_The task_
Find the lines that hold the word "pipelines" and return them.

_Material for the task_
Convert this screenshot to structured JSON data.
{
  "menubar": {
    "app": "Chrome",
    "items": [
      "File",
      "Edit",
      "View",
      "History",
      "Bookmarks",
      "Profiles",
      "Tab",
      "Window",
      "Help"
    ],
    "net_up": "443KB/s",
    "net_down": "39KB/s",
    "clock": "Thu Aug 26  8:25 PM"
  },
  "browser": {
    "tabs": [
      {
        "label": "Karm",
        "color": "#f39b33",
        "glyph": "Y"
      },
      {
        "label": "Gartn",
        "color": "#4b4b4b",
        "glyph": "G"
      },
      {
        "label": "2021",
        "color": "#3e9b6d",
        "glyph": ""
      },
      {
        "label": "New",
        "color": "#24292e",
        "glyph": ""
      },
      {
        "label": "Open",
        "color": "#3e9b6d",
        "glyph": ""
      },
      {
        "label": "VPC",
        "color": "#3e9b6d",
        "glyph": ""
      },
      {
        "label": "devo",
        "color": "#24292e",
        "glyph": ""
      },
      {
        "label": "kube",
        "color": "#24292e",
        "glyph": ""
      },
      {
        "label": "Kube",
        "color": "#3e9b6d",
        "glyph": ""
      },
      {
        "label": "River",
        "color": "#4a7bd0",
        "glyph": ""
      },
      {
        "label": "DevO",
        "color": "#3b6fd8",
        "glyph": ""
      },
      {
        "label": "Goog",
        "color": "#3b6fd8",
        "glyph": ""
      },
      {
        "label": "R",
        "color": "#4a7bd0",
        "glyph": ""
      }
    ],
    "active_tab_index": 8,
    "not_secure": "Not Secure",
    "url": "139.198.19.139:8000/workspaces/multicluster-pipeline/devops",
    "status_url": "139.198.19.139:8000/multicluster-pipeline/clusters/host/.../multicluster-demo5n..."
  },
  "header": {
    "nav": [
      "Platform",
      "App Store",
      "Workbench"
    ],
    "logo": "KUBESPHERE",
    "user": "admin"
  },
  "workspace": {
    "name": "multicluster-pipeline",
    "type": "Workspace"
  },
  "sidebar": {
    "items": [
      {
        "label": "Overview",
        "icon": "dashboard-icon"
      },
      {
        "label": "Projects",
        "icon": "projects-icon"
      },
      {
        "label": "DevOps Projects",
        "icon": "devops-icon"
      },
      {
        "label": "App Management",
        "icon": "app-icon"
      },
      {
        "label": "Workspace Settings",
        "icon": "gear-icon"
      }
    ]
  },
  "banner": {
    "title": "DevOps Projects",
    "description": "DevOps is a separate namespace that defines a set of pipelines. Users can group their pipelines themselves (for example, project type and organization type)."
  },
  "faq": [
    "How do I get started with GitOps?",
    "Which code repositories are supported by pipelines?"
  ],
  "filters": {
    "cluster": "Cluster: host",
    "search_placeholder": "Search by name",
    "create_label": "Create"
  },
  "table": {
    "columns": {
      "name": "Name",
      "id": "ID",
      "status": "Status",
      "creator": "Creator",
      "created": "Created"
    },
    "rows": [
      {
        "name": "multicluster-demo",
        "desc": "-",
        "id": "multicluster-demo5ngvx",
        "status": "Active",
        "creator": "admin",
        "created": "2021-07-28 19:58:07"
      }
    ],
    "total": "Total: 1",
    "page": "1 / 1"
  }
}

--

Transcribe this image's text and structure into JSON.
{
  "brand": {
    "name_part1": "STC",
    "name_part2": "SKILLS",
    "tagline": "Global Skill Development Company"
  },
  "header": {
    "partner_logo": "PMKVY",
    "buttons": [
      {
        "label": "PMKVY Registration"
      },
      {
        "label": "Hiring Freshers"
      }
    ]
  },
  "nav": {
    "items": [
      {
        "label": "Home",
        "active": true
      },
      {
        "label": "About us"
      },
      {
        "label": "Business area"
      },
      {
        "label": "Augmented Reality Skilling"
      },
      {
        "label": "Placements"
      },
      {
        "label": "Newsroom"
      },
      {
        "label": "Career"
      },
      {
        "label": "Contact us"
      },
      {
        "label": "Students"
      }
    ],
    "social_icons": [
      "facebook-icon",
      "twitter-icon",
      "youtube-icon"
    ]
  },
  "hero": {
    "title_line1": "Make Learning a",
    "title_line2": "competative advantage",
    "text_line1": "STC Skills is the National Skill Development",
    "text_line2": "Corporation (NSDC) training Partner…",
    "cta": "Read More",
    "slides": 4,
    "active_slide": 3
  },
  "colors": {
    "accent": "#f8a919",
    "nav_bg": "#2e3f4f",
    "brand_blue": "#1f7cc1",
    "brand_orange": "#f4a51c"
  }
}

_Task response_
    "description": "DevOps is a separate namespace that defines a set of pipelines. Users can group their pipelines themselves (for example, project type and organization type)."
    "Which code repositories are supported by pipelines?"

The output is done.